Data extract:

--------------------------------

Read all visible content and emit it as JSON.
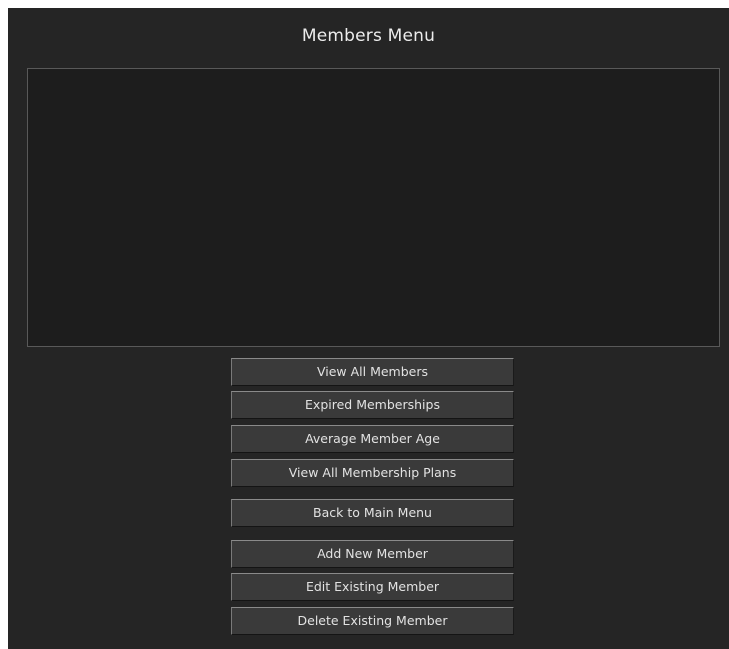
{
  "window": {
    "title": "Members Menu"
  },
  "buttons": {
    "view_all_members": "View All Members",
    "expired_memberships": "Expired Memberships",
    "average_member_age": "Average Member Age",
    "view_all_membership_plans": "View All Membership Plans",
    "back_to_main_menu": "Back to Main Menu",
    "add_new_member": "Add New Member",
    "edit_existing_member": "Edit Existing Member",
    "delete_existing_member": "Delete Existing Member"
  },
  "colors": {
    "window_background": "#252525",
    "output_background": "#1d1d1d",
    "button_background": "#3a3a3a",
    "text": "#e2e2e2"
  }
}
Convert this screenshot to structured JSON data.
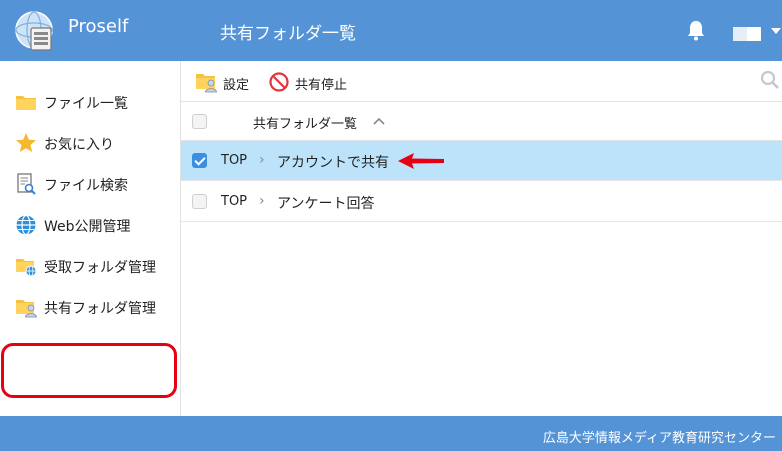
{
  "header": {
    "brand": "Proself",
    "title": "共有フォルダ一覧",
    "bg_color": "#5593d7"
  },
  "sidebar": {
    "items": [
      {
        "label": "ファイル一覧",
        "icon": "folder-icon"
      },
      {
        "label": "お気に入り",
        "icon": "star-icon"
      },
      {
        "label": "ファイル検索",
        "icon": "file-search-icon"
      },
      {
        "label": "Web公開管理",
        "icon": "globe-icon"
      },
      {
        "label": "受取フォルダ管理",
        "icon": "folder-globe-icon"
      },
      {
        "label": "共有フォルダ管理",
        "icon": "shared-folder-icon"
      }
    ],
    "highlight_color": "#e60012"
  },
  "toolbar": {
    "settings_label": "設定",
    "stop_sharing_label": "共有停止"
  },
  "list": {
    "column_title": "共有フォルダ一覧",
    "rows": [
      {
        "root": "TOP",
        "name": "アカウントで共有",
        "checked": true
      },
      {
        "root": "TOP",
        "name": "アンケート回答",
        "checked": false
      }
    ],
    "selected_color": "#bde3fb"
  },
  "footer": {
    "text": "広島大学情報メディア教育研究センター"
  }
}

--------------------------------

Your task:
Return all lines of the material above in which the word "folder" occurs.

Written answer:
        "icon": "folder-icon"
        "icon": "folder-globe-icon"
        "icon": "shared-folder-icon"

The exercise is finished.